▸ WHAT IS EXPECTED:
Gather, from the listing beneath this task, every line holding the string "including".

▸ PROVIDED DATA:
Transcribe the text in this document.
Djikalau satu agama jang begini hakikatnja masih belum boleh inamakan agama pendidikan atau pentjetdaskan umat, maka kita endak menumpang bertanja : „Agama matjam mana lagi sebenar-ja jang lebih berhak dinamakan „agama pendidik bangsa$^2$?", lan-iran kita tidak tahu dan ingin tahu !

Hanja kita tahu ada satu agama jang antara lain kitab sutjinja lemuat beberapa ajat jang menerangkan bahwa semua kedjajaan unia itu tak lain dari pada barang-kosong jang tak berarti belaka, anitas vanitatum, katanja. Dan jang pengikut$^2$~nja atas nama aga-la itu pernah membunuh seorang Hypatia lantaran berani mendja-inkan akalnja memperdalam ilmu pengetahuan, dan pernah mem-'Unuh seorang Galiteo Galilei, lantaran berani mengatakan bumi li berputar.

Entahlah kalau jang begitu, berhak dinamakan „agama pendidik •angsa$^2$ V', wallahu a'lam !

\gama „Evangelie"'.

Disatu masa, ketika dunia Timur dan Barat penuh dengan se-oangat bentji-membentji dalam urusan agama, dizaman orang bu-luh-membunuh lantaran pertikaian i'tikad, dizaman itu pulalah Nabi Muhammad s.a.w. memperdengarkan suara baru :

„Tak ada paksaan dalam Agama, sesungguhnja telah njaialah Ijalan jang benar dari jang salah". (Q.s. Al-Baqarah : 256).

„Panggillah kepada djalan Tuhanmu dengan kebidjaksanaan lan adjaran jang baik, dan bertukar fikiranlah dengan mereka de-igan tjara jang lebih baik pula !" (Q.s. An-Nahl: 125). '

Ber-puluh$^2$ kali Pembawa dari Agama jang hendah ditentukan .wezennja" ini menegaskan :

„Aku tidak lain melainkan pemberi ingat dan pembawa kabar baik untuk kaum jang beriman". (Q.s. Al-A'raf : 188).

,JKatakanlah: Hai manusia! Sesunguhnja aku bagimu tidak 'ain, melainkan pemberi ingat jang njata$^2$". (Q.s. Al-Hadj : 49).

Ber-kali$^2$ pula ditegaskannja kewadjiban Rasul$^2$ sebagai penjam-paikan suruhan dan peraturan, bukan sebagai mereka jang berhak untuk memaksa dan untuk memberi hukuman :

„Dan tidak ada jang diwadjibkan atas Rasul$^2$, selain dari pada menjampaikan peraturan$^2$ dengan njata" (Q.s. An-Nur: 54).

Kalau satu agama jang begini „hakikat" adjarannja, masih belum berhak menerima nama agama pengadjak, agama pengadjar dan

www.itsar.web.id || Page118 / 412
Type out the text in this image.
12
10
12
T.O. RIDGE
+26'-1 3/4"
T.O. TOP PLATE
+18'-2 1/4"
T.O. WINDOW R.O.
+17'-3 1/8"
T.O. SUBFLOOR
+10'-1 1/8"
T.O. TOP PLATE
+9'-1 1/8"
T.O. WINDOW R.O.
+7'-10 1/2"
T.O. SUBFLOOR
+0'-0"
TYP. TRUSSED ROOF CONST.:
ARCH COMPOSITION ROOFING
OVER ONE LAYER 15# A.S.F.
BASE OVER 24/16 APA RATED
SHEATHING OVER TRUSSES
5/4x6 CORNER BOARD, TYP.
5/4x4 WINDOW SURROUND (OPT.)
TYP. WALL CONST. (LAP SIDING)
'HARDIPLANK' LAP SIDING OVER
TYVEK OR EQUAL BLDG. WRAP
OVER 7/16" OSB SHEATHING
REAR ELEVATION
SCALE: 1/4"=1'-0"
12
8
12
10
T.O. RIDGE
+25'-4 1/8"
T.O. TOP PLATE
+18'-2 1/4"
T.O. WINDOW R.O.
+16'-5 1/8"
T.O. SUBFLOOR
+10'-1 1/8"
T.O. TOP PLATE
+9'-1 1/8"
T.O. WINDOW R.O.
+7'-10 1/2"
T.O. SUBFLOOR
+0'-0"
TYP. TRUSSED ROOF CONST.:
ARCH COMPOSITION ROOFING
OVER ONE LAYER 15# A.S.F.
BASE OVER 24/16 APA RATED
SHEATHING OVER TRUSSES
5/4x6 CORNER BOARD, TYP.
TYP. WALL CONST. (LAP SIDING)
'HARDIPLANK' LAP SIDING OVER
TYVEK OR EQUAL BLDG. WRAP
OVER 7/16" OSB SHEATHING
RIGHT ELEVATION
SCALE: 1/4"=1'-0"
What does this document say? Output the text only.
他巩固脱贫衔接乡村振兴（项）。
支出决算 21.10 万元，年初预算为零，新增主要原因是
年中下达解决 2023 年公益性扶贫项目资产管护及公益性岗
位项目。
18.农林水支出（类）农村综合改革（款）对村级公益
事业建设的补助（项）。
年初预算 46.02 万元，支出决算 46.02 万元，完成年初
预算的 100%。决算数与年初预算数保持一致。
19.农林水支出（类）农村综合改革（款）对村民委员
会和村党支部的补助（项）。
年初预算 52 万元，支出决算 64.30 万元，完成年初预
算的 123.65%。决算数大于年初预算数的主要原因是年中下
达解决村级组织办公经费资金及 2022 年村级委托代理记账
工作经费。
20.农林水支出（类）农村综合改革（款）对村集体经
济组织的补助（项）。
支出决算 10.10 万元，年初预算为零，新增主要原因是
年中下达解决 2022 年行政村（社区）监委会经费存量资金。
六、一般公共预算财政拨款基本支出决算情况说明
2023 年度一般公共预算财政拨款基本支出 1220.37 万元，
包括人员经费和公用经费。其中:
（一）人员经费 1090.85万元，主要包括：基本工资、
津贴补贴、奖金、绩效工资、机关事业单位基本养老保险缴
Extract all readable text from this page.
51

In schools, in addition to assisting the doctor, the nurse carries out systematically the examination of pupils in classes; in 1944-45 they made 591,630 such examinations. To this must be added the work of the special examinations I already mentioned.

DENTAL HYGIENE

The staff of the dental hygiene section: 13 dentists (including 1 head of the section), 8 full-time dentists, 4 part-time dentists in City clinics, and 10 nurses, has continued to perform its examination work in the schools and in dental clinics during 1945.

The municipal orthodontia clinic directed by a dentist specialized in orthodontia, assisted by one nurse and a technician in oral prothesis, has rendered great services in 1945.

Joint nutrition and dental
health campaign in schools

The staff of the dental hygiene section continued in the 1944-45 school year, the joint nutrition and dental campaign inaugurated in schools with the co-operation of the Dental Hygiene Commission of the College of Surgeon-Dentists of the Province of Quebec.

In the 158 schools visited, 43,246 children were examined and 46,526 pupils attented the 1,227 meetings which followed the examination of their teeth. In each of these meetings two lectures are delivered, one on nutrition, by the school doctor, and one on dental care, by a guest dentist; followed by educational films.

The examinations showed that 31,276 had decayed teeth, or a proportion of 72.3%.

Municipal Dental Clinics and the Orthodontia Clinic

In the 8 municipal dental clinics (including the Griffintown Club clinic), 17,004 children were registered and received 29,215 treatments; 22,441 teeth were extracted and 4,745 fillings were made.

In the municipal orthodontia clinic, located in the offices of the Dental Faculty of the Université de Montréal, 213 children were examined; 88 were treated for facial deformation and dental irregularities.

▸ TASK RESPONSE:
The staff of the dental hygiene section: 13 dentists (including 1 head of the section), 8 full-time dentists, 4 part-time dentists in City clinics, and 10 nurses, has continued to perform its examination work in the schools and in dental clinics during 1945.
In the 8 municipal dental clinics (including the Griffintown Club clinic), 17,004 children were registered and received 29,215 treatments; 22,441 teeth were extracted and 4,745 fillings were made.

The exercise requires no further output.